◆ EXERCISE DESCRIPTION:
Filter the entries below, keeping every line that has the word "Elle".
· · ·
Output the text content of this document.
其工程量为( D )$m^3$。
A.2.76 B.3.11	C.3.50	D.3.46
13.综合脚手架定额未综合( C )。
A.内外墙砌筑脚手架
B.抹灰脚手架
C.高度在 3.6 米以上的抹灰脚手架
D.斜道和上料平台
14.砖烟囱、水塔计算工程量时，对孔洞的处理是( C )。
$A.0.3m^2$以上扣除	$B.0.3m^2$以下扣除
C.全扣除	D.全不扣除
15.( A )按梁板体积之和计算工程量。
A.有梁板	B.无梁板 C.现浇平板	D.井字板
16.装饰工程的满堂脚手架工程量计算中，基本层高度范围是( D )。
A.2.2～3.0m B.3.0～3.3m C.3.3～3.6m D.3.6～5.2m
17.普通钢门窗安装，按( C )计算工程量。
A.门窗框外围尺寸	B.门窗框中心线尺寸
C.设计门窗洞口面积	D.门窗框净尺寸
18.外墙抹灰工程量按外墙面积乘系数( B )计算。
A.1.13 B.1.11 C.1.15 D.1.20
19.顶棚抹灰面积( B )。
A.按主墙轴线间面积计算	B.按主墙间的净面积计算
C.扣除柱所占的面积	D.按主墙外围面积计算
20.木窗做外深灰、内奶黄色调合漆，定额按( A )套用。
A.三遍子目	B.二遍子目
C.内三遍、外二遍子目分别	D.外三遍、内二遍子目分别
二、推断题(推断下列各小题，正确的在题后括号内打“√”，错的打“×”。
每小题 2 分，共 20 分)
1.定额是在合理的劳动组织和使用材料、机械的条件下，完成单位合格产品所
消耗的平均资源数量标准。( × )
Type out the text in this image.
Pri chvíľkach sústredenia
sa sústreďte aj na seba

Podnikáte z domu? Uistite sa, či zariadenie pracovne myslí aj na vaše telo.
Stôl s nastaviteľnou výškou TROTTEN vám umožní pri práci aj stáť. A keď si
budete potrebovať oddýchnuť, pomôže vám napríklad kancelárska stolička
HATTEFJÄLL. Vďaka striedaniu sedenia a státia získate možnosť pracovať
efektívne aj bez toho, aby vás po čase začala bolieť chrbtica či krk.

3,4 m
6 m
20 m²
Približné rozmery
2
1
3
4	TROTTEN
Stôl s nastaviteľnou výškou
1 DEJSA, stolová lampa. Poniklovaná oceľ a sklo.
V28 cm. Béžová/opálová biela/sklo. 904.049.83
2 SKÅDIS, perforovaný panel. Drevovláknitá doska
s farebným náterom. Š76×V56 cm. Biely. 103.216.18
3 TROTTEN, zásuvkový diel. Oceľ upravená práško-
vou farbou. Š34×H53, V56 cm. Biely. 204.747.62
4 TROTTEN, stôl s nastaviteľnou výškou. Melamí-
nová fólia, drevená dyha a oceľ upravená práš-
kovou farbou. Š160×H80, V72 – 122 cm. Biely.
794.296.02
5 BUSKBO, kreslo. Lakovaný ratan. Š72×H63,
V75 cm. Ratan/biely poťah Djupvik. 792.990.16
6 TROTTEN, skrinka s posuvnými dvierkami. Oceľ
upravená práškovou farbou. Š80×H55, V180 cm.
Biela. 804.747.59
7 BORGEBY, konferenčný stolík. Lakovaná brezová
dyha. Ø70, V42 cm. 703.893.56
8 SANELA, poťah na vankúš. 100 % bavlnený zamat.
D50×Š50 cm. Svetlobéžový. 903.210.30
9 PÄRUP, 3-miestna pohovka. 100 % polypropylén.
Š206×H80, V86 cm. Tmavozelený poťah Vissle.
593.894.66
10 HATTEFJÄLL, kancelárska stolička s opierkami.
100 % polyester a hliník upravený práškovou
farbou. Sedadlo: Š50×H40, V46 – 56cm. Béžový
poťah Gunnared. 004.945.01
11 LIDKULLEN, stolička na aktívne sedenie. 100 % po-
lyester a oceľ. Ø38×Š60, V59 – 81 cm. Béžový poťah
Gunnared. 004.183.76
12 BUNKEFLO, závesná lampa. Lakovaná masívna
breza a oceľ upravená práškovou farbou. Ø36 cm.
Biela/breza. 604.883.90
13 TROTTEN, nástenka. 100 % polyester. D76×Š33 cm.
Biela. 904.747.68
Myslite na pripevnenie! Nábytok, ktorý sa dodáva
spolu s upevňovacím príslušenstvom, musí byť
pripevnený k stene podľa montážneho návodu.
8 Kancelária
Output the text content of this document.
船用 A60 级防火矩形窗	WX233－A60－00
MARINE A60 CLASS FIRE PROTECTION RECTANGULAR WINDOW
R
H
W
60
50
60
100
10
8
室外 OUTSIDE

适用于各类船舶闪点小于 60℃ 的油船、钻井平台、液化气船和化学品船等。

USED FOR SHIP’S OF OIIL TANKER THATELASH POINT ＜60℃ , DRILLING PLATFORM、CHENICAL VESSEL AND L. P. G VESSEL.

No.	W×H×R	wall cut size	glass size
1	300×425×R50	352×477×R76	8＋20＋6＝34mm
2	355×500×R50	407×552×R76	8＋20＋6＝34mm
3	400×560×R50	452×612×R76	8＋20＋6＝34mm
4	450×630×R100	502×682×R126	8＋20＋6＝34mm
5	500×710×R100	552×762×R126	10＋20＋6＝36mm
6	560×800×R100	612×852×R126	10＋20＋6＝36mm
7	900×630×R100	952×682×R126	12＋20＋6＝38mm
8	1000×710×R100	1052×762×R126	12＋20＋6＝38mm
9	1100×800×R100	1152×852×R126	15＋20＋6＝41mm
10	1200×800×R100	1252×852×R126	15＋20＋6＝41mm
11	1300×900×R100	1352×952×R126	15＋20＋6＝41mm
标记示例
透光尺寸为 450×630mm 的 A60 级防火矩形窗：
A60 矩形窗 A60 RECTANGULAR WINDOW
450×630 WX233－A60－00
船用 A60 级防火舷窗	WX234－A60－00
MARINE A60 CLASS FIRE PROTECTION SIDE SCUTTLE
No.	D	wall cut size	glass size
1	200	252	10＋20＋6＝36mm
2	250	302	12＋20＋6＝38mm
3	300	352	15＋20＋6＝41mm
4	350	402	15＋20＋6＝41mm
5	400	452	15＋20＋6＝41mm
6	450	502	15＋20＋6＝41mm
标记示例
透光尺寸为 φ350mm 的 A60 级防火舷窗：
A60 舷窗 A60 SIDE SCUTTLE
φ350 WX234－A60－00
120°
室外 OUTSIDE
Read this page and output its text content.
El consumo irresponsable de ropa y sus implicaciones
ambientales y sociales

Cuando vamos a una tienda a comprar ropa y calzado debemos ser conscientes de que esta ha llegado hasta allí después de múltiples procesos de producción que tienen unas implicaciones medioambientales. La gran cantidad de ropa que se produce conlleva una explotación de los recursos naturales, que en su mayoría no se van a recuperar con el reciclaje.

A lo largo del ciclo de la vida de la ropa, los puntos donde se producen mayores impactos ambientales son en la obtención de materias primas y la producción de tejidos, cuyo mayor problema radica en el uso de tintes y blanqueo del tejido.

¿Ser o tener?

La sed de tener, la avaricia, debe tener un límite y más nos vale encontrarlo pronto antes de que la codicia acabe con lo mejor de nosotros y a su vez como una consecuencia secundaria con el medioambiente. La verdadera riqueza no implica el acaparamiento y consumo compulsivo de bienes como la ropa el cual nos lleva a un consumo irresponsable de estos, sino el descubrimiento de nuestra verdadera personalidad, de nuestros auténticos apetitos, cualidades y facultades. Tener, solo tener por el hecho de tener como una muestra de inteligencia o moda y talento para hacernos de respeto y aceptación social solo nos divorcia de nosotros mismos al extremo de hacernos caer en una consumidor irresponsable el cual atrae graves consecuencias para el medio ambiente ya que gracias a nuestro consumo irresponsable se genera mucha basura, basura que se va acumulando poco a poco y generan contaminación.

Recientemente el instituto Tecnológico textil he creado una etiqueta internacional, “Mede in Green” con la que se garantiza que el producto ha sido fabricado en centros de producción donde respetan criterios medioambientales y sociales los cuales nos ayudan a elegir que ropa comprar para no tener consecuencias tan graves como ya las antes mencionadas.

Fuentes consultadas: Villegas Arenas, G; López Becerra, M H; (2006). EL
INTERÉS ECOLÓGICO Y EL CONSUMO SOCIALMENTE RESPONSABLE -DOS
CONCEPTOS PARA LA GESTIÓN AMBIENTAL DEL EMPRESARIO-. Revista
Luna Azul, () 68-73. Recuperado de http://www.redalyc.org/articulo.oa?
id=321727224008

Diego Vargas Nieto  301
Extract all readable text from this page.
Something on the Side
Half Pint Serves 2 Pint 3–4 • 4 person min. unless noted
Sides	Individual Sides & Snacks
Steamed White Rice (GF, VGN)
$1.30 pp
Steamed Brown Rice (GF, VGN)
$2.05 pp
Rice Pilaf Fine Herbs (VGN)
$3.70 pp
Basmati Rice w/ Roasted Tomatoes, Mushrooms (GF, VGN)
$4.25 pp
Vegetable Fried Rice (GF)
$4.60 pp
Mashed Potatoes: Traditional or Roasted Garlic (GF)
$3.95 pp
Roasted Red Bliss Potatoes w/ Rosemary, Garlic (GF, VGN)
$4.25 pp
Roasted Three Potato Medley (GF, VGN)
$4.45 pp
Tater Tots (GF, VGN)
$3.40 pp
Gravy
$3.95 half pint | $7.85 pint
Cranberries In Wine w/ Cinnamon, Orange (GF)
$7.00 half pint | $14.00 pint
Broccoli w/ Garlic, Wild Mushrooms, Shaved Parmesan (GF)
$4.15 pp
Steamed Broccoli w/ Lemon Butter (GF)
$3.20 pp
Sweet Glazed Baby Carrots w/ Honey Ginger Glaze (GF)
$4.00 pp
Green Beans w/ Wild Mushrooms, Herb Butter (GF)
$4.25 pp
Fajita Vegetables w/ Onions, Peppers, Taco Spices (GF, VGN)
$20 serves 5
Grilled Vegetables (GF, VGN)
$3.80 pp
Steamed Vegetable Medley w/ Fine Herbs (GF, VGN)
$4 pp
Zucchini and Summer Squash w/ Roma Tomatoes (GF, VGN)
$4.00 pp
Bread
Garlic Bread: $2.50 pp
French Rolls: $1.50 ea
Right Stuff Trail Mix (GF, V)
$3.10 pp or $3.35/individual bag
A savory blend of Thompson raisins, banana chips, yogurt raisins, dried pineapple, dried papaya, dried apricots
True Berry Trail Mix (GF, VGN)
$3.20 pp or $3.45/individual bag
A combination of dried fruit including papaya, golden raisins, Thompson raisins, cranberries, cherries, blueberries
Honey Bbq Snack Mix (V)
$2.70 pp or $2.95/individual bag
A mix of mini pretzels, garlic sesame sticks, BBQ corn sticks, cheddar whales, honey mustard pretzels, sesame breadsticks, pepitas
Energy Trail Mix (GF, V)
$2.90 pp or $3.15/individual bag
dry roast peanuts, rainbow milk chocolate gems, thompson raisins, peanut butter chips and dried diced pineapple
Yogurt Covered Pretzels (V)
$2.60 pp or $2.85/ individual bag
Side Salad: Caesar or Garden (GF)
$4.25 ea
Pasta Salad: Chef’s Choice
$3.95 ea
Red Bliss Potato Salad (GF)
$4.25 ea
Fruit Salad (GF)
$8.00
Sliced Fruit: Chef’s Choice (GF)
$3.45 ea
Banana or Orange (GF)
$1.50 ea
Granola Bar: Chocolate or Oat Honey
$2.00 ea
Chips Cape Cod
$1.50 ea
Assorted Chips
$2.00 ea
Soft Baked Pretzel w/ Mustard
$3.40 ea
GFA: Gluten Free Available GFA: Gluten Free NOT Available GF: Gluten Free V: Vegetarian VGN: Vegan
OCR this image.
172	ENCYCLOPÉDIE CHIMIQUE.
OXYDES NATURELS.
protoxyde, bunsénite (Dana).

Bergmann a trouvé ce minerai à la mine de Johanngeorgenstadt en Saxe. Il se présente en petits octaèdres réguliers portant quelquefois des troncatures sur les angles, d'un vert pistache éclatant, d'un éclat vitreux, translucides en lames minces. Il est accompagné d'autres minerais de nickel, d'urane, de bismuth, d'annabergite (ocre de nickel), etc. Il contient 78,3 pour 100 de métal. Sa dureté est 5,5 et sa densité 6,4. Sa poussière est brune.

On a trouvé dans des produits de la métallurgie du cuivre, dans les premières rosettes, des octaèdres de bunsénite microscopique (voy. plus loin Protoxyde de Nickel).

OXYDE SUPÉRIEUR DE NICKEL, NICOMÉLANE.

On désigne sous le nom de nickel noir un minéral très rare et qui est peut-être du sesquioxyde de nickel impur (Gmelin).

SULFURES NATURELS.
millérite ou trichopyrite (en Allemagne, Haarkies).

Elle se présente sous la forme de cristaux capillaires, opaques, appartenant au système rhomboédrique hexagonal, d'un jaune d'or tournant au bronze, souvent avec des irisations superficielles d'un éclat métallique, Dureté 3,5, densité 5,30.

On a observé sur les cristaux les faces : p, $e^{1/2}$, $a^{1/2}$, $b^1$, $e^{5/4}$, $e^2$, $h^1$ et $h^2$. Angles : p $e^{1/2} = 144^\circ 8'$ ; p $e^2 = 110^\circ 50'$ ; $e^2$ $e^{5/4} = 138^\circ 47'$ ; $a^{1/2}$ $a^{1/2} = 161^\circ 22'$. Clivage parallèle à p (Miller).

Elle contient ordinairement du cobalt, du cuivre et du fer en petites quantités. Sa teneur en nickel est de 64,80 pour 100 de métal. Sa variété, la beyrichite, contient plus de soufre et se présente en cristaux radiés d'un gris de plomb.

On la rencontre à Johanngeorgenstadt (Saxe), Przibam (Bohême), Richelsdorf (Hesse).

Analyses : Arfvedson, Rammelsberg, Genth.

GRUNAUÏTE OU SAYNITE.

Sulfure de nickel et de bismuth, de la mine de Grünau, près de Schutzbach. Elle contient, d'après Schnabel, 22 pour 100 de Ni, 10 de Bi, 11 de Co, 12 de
· · ·
◆ REPLY TO THE TASK:
Elle se présente sous la forme de cristaux capillaires, opaques, appartenant au système rhomboédrique hexagonal, d'un jaune d'or tournant au bronze, souvent avec des irisations superficielles d'un éclat métallique, Dureté 3,5, densité 5,30.
Elle contient ordinairement du cobalt, du cuivre et du fer en petites quantités. Sa teneur en nickel est de 64,80 pour 100 de métal. Sa variété, la beyrichite, contient plus de soufre et se présente en cristaux radiés d'un gris de plomb.
Sulfure de nickel et de bismuth, de la mine de Grünau, près de Schutzbach. Elle contient, d'après Schnabel, 22 pour 100 de Ni, 10 de Bi, 11 de Co, 12 de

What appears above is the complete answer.